The exercise ▸ Can you give all the records again without altering a single character?

═══ Input rows ═══

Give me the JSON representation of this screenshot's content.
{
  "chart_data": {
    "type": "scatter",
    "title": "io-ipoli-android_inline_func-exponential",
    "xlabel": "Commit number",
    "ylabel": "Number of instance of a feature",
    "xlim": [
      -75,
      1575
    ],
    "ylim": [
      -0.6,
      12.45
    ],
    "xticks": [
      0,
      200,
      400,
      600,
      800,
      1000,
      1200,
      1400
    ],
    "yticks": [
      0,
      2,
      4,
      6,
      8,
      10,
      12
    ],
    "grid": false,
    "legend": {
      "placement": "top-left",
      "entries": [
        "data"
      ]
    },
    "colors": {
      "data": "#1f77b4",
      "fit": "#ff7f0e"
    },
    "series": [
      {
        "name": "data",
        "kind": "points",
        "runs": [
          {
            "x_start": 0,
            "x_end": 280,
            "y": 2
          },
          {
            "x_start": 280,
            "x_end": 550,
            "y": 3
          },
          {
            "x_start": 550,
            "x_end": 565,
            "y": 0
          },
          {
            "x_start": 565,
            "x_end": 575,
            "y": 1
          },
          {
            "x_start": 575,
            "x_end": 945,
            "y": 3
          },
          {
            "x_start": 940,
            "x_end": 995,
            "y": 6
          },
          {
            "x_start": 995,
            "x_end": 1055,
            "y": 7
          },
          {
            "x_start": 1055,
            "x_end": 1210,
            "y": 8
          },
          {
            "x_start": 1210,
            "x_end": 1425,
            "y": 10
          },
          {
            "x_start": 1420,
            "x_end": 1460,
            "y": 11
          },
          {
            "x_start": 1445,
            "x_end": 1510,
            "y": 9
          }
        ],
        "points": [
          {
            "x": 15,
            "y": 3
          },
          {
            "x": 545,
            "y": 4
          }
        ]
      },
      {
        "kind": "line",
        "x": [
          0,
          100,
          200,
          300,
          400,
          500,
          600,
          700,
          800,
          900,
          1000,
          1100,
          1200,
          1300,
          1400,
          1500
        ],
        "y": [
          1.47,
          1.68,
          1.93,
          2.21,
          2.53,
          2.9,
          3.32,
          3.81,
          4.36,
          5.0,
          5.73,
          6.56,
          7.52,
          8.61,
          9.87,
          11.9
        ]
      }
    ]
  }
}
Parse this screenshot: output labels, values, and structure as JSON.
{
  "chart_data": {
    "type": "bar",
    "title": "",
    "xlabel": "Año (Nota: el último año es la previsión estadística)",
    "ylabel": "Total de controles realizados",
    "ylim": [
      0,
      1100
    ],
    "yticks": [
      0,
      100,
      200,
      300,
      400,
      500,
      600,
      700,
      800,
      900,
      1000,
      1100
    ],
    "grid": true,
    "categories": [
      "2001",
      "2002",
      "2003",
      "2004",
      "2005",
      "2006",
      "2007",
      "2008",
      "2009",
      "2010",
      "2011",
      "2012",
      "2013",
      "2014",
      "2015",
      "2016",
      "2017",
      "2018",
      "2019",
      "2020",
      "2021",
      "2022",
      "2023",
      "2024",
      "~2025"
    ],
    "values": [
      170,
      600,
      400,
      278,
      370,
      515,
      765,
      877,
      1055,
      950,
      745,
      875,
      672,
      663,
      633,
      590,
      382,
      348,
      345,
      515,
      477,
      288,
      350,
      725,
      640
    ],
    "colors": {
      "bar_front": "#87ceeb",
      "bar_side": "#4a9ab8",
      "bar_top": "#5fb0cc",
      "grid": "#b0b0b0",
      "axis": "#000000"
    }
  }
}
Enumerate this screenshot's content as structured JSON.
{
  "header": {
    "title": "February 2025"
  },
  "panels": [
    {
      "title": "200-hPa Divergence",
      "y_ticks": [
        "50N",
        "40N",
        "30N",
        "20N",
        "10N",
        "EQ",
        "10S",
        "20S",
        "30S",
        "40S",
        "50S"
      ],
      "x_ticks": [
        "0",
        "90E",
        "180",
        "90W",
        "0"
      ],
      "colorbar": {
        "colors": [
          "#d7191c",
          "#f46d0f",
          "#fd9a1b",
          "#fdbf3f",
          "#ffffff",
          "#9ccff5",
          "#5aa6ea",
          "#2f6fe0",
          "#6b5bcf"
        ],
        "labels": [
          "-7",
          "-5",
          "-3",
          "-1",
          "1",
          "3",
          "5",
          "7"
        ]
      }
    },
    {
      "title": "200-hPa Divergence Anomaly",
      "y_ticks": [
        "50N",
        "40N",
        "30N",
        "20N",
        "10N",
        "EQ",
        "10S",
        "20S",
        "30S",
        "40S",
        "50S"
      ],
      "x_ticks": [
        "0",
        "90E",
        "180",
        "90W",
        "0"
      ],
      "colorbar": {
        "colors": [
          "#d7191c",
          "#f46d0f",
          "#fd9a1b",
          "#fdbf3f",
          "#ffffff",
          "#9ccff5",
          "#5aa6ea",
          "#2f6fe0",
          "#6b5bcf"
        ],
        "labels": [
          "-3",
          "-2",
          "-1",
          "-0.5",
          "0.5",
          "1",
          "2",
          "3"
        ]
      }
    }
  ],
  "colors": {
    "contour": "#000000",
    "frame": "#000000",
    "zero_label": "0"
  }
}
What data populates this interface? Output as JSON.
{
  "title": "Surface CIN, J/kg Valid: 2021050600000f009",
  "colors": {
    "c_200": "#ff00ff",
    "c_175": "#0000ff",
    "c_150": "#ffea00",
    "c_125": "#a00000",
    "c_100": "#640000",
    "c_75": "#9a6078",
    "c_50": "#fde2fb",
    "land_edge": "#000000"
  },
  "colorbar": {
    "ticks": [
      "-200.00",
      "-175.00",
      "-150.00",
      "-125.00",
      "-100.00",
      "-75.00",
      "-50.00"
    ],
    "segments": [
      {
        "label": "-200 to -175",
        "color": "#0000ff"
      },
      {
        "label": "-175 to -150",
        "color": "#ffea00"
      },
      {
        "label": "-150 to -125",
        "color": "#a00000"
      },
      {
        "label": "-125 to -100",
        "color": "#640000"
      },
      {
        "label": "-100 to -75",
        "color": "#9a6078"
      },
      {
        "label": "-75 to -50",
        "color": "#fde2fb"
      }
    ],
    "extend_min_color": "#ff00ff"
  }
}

═══

The result ▸
Give me the JSON representation of this screenshot's content.
{
  "chart_data": {
    "type": "scatter",
    "title": "io-ipoli-android_inline_func-exponential",
    "xlabel": "Commit number",
    "ylabel": "Number of instance of a feature",
    "xlim": [
      -75,
      1575
    ],
    "ylim": [
      -0.6,
      12.45
    ],
    "xticks": [
      0,
      200,
      400,
      600,
      800,
      1000,
      1200,
      1400
    ],
    "yticks": [
      0,
      2,
      4,
      6,
      8,
      10,
      12
    ],
    "grid": false,
    "legend": {
      "placement": "top-left",
      "entries": [
        "data"
      ]
    },
    "colors": {
      "data": "#1f77b4",
      "fit": "#ff7f0e"
    },
    "series": [
      {
        "name": "data",
        "kind": "points",
        "runs": [
          {
            "x_start": 0,
            "x_end": 280,
            "y": 2
          },
          {
            "x_start": 280,
            "x_end": 550,
            "y": 3
          },
          {
            "x_start": 550,
            "x_end": 565,
            "y": 0
          },
          {
            "x_start": 565,
            "x_end": 575,
            "y": 1
          },
          {
            "x_start": 575,
            "x_end": 945,
            "y": 3
          },
          {
            "x_start": 940,
            "x_end": 995,
            "y": 6
          },
          {
            "x_start": 995,
            "x_end": 1055,
            "y": 7
          },
          {
            "x_start": 1055,
            "x_end": 1210,
            "y": 8
          },
          {
            "x_start": 1210,
            "x_end": 1425,
            "y": 10
          },
          {
            "x_start": 1420,
            "x_end": 1460,
            "y": 11
          },
          {
            "x_start": 1445,
            "x_end": 1510,
            "y": 9
          }
        ],
        "points": [
          {
            "x": 15,
            "y": 3
          },
          {
            "x": 545,
            "y": 4
          }
        ]
      },
      {
        "kind": "line",
        "x": [
          0,
          100,
          200,
          300,
          400,
          500,
          600,
          700,
          800,
          900,
          1000,
          1100,
          1200,
          1300,
          1400,
          1500
        ],
        "y": [
          1.47,
          1.68,
          1.93,
          2.21,
          2.53,
          2.9,
          3.32,
          3.81,
          4.36,
          5.0,
          5.73,
          6.56,
          7.52,
          8.61,
          9.87,
          11.9
        ]
      }
    ]
  }
}
Parse this screenshot: output labels, values, and structure as JSON.
{
  "chart_data": {
    "type": "bar",
    "title": "",
    "xlabel": "Año (Nota: el último año es la previsión estadística)",
    "ylabel": "Total de controles realizados",
    "ylim": [
      0,
      1100
    ],
    "yticks": [
      0,
      100,
      200,
      300,
      400,
      500,
      600,
      700,
      800,
      900,
      1000,
      1100
    ],
    "grid": true,
    "categories": [
      "2001",
      "2002",
      "2003",
      "2004",
      "2005",
      "2006",
      "2007",
      "2008",
      "2009",
      "2010",
      "2011",
      "2012",
      "2013",
      "2014",
      "2015",
      "2016",
      "2017",
      "2018",
      "2019",
      "2020",
      "2021",
      "2022",
      "2023",
      "2024",
      "~2025"
    ],
    "values": [
      170,
      600,
      400,
      278,
      370,
      515,
      765,
      877,
      1055,
      950,
      745,
      875,
      672,
      663,
      633,
      590,
      382,
      348,
      345,
      515,
      477,
      288,
      350,
      725,
      640
    ],
    "colors": {
      "bar_front": "#87ceeb",
      "bar_side": "#4a9ab8",
      "bar_top": "#5fb0cc",
      "grid": "#b0b0b0",
      "axis": "#000000"
    }
  }
}
Enumerate this screenshot's content as structured JSON.
{
  "header": {
    "title": "February 2025"
  },
  "panels": [
    {
      "title": "200-hPa Divergence",
      "y_ticks": [
        "50N",
        "40N",
        "30N",
        "20N",
        "10N",
        "EQ",
        "10S",
        "20S",
        "30S",
        "40S",
        "50S"
      ],
      "x_ticks": [
        "0",
        "90E",
        "180",
        "90W",
        "0"
      ],
      "colorbar": {
        "colors": [
          "#d7191c",
          "#f46d0f",
          "#fd9a1b",
          "#fdbf3f",
          "#ffffff",
          "#9ccff5",
          "#5aa6ea",
          "#2f6fe0",
          "#6b5bcf"
        ],
        "labels": [
          "-7",
          "-5",
          "-3",
          "-1",
          "1",
          "3",
          "5",
          "7"
        ]
      }
    },
    {
      "title": "200-hPa Divergence Anomaly",
      "y_ticks": [
        "50N",
        "40N",
        "30N",
        "20N",
        "10N",
        "EQ",
        "10S",
        "20S",
        "30S",
        "40S",
        "50S"
      ],
      "x_ticks": [
        "0",
        "90E",
        "180",
        "90W",
        "0"
      ],
      "colorbar": {
        "colors": [
          "#d7191c",
          "#f46d0f",
          "#fd9a1b",
          "#fdbf3f",
          "#ffffff",
          "#9ccff5",
          "#5aa6ea",
          "#2f6fe0",
          "#6b5bcf"
        ],
        "labels": [
          "-3",
          "-2",
          "-1",
          "-0.5",
          "0.5",
          "1",
          "2",
          "3"
        ]
      }
    }
  ],
  "colors": {
    "contour": "#000000",
    "frame": "#000000",
    "zero_label": "0"
  }
}
What data populates this interface? Output as JSON.
{
  "title": "Surface CIN, J/kg Valid: 2021050600000f009",
  "colors": {
    "c_200": "#ff00ff",
    "c_175": "#0000ff",
    "c_150": "#ffea00",
    "c_125": "#a00000",
    "c_100": "#640000",
    "c_75": "#9a6078",
    "c_50": "#fde2fb",
    "land_edge": "#000000"
  },
  "colorbar": {
    "ticks": [
      "-200.00",
      "-175.00",
      "-150.00",
      "-125.00",
      "-100.00",
      "-75.00",
      "-50.00"
    ],
    "segments": [
      {
        "label": "-200 to -175",
        "color": "#0000ff"
      },
      {
        "label": "-175 to -150",
        "color": "#ffea00"
      },
      {
        "label": "-150 to -125",
        "color": "#a00000"
      },
      {
        "label": "-125 to -100",
        "color": "#640000"
      },
      {
        "label": "-100 to -75",
        "color": "#9a6078"
      },
      {
        "label": "-75 to -50",
        "color": "#fde2fb"
      }
    ],
    "extend_min_color": "#ff00ff"
  }
}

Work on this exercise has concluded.